Dataset entries
╭──

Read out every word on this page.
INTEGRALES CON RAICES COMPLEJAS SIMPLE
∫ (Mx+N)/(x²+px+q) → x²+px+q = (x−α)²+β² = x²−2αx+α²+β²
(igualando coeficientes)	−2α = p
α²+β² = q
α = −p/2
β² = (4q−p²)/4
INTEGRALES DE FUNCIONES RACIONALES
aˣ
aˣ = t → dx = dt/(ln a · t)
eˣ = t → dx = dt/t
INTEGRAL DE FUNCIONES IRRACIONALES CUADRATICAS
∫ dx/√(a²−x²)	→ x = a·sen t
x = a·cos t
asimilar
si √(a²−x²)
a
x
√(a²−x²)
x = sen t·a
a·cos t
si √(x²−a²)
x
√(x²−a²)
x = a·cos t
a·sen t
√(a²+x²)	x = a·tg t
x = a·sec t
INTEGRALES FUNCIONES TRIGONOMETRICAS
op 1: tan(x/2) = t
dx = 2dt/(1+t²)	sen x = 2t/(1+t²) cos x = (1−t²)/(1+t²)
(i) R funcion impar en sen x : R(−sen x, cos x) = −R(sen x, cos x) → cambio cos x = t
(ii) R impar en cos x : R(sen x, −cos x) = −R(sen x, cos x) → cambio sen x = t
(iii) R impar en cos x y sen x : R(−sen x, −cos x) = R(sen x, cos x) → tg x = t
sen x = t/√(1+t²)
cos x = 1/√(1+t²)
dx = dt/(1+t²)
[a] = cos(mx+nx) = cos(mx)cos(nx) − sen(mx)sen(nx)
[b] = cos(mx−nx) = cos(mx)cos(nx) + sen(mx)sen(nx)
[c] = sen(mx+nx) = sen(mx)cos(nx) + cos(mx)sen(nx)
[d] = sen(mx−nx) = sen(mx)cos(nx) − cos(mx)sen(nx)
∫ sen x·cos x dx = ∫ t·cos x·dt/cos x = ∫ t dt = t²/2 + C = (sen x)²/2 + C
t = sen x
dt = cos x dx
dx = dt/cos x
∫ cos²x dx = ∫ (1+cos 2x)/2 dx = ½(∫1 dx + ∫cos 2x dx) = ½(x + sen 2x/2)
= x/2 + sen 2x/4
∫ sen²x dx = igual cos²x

╰──

Work to be completed: Write only the number of lines in the records that include the word "cambio".

Expected answer: 2